Task requirements: Rewrite the part of the listing that opens with the line containing "analytics card: Analytics" and closes with the line containing "design generator monitor xyxy=(313,234,403,317)", putting "text label" in place of "caption" and leaving everything else the same.

Element box records
_ _ _ _ _

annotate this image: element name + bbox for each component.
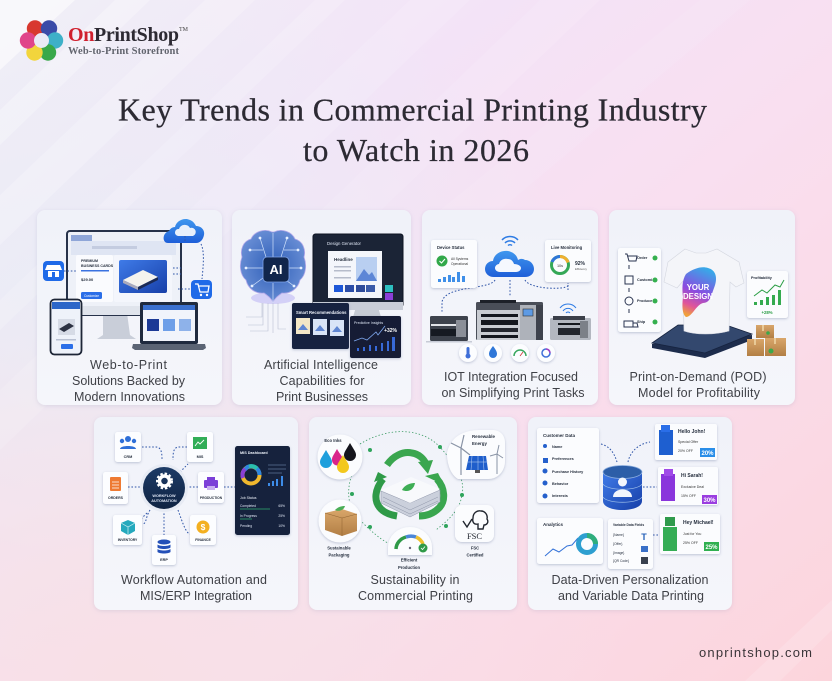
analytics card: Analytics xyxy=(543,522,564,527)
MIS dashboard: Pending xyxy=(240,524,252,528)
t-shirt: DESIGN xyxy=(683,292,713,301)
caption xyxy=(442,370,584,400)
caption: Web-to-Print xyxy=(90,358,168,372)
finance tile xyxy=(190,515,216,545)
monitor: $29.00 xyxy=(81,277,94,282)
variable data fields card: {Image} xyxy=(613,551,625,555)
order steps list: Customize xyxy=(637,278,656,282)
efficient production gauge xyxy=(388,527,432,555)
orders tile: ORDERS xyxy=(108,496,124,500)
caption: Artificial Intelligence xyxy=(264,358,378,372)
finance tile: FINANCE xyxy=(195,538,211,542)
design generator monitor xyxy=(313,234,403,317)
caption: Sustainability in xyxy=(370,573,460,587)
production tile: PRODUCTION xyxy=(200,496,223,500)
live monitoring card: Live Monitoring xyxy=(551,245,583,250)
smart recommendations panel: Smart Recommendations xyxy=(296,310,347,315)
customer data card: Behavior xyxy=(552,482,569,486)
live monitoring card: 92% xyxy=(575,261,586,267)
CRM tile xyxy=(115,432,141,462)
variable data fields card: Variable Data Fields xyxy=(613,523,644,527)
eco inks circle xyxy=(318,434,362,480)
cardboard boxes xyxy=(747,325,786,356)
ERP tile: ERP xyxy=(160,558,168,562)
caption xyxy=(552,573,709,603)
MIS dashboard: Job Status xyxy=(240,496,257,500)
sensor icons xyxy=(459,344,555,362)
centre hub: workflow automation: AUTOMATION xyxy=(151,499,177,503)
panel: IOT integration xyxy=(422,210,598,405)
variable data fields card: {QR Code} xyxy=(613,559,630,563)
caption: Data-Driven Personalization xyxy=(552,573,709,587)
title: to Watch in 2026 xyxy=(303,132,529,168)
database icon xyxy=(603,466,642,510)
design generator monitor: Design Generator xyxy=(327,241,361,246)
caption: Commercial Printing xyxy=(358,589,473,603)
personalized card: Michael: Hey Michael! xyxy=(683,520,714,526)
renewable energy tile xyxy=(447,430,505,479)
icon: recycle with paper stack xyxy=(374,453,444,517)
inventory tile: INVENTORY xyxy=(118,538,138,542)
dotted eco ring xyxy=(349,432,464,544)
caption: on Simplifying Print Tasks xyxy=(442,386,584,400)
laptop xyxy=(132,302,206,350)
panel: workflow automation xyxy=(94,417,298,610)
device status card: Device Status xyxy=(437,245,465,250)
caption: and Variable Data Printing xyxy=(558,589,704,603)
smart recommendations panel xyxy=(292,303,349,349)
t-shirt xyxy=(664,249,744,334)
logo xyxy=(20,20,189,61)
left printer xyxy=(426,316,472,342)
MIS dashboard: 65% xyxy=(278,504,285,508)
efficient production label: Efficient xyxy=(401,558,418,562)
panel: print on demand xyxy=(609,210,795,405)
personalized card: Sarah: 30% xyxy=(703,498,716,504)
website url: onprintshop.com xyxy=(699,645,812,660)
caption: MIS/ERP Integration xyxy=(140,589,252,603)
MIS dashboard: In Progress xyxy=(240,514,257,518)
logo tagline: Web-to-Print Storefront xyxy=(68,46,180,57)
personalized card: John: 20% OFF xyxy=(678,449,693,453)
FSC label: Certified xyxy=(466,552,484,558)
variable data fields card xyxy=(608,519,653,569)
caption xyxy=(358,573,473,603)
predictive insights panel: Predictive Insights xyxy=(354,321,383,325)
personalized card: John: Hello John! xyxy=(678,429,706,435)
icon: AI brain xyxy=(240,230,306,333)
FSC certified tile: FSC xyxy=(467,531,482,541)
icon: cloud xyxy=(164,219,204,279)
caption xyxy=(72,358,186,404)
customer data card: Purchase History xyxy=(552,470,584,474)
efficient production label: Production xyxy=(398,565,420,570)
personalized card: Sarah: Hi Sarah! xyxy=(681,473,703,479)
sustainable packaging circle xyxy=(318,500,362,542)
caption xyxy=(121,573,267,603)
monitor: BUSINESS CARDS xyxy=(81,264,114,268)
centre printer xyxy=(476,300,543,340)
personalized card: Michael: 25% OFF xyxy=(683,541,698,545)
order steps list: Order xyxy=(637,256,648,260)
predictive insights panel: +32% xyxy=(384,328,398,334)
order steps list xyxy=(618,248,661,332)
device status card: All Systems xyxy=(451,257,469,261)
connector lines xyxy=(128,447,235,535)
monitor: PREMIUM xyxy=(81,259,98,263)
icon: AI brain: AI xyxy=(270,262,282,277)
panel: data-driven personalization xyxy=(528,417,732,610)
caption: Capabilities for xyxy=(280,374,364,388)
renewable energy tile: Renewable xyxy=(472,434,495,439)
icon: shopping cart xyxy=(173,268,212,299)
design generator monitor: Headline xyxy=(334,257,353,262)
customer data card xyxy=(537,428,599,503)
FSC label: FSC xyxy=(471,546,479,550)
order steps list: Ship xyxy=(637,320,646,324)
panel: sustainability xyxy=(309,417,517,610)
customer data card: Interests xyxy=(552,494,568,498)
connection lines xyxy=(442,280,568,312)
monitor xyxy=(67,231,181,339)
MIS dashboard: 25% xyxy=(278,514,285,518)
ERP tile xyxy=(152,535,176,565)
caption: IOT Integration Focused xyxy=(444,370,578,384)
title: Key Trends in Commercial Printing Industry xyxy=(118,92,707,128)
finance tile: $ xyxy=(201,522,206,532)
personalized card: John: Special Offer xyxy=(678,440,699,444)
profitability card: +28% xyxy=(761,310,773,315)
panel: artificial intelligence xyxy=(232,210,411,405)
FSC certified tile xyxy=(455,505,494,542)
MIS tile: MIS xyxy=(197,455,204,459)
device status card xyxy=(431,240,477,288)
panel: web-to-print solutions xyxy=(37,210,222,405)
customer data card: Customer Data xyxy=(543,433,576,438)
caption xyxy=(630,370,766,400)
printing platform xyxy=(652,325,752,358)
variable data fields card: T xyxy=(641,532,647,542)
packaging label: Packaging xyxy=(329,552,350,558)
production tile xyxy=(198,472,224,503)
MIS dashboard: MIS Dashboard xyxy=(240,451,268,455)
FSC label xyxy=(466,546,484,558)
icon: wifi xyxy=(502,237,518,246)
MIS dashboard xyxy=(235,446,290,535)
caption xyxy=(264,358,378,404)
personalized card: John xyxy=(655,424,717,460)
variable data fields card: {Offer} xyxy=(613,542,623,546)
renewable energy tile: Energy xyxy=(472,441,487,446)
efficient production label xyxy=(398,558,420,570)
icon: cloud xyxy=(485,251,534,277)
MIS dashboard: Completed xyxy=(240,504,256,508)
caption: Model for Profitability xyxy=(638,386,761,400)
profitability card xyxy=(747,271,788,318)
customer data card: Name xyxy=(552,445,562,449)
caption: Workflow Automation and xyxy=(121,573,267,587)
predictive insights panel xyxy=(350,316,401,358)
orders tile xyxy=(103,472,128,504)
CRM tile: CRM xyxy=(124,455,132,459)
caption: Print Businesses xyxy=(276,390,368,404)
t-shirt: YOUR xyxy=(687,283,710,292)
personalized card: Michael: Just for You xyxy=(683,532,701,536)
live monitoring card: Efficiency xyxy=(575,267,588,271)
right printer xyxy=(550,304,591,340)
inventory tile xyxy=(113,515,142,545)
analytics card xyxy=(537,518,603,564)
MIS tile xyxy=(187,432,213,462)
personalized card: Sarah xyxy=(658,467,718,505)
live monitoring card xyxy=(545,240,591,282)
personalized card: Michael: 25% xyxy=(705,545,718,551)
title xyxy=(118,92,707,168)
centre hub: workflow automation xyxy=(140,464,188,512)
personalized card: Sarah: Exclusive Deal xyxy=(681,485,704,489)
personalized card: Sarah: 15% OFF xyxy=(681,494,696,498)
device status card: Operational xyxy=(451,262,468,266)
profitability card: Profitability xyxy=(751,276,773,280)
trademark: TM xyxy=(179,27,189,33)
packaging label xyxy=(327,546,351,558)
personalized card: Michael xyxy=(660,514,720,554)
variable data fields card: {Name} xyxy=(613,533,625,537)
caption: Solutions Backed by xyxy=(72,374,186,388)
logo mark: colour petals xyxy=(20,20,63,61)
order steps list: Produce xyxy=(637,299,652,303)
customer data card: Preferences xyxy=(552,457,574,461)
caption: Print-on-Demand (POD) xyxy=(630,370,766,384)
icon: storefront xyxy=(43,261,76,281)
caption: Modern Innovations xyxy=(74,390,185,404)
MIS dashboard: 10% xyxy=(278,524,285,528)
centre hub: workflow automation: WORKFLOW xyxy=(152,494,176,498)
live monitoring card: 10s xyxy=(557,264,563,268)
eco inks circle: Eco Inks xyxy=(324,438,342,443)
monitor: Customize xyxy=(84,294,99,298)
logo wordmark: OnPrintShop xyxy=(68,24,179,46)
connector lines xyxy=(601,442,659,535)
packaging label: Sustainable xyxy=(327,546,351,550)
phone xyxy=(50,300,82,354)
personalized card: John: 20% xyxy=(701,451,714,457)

_ _ _ _ _

Solution:
analytics card: Analytics xyxy=(543,522,564,527)
MIS dashboard: Pending xyxy=(240,524,252,528)
t-shirt: DESIGN xyxy=(683,292,713,301)
text label xyxy=(442,370,584,400)
text label: Web-to-Print xyxy=(90,358,168,372)
finance tile xyxy=(190,515,216,545)
monitor: $29.00 xyxy=(81,277,94,282)
variable data fields card: {Image} xyxy=(613,551,625,555)
order steps list: Customize xyxy=(637,278,656,282)
efficient production gauge xyxy=(388,527,432,555)
orders tile: ORDERS xyxy=(108,496,124,500)
text label: Artificial Intelligence xyxy=(264,358,378,372)
finance tile: FINANCE xyxy=(195,538,211,542)
design generator monitor xyxy=(313,234,403,317)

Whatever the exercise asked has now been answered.